• Exercise instructions
Select, from the data, each line where "балла" occurs.

• Extracted information
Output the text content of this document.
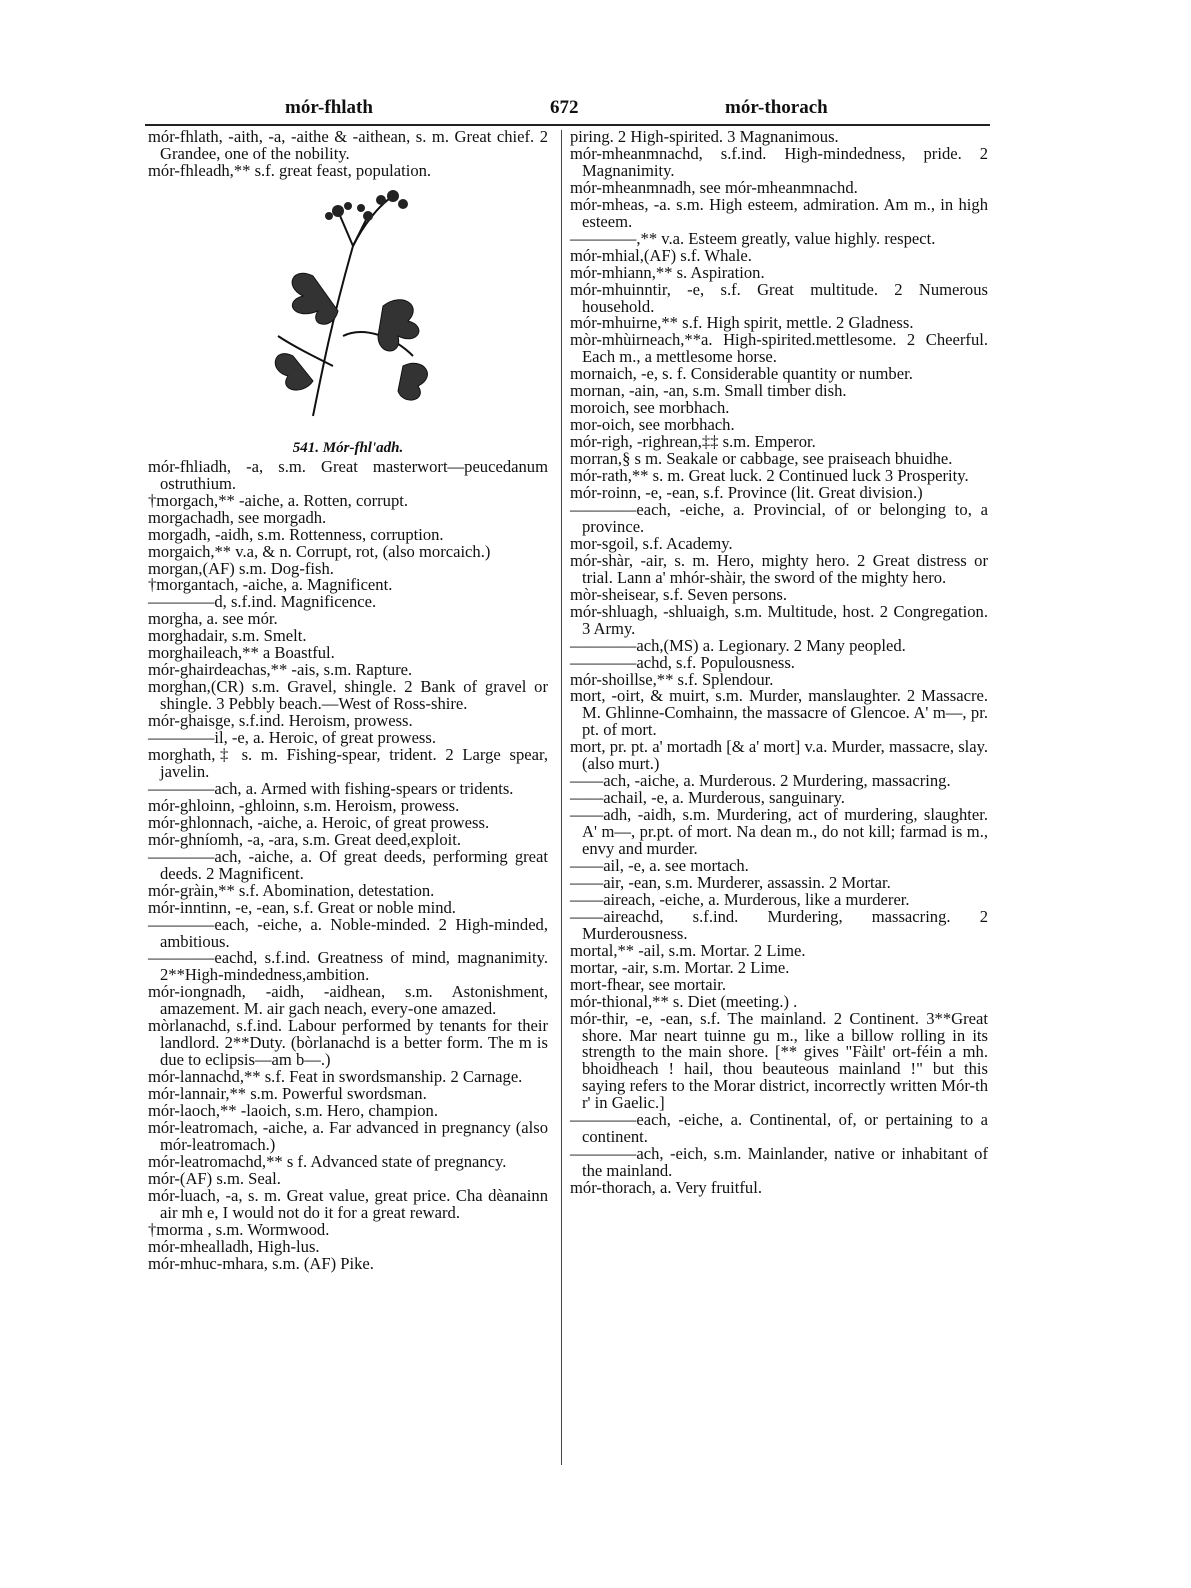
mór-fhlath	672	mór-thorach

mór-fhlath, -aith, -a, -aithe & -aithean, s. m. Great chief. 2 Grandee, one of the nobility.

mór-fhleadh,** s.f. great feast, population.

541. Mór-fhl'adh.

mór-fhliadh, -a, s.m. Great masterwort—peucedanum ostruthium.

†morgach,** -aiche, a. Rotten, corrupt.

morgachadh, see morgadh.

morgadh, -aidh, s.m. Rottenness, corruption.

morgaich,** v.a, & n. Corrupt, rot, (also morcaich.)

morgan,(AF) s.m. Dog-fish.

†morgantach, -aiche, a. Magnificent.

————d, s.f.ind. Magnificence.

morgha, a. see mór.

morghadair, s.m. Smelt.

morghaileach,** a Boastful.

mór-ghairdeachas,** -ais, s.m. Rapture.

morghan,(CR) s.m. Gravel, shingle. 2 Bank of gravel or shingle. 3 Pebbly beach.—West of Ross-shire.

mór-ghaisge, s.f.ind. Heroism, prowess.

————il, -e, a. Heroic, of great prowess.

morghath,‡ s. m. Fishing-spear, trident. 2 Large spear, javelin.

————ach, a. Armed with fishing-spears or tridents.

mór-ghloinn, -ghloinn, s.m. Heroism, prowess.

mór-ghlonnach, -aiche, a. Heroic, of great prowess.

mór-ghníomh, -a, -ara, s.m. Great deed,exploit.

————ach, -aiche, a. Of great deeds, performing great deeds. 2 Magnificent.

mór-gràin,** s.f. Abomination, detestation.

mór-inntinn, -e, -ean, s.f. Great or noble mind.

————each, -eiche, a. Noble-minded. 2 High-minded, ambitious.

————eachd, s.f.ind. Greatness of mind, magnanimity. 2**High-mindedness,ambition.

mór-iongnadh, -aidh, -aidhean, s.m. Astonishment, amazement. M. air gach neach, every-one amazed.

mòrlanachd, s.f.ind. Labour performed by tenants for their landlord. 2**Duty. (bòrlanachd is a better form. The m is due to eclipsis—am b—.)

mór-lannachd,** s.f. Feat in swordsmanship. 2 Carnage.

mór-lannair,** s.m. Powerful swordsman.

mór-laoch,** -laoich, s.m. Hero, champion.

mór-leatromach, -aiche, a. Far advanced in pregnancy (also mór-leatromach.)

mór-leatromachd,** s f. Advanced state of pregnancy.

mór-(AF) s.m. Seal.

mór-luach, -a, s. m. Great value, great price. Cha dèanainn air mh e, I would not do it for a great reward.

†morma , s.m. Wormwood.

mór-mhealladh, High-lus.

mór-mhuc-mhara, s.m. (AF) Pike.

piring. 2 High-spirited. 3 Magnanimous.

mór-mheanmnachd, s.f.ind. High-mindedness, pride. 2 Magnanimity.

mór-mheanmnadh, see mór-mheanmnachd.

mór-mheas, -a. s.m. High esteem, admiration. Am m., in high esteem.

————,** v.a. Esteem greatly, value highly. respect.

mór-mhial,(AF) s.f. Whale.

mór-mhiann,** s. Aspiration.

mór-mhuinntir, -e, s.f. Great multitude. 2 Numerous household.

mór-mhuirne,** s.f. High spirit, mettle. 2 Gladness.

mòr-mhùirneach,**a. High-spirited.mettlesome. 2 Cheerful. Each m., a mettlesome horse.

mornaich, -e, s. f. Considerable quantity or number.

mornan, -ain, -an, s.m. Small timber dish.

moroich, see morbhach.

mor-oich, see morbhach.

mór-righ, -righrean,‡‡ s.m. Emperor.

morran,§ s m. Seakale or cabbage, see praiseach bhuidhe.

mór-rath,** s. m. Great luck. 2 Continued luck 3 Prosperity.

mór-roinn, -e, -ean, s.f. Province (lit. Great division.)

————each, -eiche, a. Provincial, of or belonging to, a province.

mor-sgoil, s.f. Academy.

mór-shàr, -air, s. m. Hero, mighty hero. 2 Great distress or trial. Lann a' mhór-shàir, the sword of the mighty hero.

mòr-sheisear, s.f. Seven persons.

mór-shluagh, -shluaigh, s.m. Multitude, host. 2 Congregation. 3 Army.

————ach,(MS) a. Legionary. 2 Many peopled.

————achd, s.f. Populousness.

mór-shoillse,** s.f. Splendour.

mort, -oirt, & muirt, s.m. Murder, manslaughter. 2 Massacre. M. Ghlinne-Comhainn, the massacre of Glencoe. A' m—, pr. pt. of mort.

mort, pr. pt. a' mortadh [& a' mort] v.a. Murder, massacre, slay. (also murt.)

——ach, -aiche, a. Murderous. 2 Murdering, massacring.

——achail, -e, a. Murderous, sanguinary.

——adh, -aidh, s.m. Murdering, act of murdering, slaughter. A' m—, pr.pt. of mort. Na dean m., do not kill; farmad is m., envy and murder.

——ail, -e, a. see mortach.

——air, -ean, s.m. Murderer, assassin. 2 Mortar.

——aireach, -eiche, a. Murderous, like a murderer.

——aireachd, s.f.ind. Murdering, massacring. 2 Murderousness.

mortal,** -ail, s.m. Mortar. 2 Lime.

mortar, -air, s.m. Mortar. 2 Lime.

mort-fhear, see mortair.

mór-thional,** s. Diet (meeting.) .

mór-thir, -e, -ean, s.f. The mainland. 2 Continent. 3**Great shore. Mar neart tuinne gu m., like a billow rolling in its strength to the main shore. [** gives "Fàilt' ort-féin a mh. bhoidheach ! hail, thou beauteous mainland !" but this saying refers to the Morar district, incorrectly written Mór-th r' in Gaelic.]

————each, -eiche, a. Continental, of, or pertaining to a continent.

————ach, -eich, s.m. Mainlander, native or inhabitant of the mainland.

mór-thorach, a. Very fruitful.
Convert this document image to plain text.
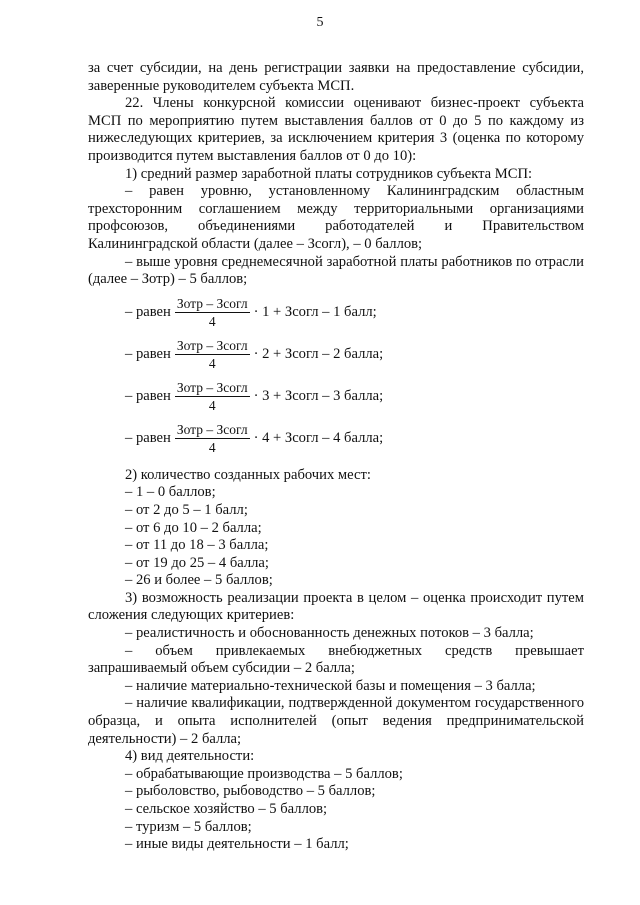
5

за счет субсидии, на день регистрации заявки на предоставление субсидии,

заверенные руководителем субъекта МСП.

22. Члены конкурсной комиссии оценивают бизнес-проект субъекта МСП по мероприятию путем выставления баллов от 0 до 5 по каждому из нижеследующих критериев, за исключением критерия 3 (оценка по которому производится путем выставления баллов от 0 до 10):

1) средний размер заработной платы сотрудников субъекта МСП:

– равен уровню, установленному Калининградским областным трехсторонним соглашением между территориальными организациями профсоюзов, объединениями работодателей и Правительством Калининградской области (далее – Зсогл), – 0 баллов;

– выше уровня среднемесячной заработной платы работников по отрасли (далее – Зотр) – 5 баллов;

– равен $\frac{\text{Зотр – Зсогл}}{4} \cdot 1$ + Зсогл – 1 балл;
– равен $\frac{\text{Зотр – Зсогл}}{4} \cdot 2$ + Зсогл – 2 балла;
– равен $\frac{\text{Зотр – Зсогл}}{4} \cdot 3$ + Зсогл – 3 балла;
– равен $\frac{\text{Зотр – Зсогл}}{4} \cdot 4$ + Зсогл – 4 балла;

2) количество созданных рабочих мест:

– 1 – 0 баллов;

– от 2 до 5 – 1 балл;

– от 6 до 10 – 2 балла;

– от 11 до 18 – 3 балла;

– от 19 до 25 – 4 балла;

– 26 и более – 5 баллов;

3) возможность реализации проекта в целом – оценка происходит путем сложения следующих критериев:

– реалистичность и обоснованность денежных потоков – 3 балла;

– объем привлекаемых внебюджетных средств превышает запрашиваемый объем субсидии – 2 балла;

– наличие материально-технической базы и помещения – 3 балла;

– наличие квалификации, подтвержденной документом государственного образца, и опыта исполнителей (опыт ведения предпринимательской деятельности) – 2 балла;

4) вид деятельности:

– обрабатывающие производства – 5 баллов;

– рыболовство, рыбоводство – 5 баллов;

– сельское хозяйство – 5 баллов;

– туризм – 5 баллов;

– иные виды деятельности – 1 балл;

• The reply
– равен $\frac{\text{Зотр – Зсогл}}{4} \cdot 2$ + Зсогл – 2 балла;
– равен $\frac{\text{Зотр – Зсогл}}{4} \cdot 3$ + Зсогл – 3 балла;
– равен $\frac{\text{Зотр – Зсогл}}{4} \cdot 4$ + Зсогл – 4 балла;
– от 6 до 10 – 2 балла;
– от 11 до 18 – 3 балла;
– от 19 до 25 – 4 балла;
– реалистичность и обоснованность денежных потоков – 3 балла;
– объем привлекаемых внебюджетных средств превышает запрашиваемый объем субсидии – 2 балла;
– наличие материально-технической базы и помещения – 3 балла;
– наличие квалификации, подтвержденной документом государственного образца, и опыта исполнителей (опыт ведения предпринимательской деятельности) – 2 балла;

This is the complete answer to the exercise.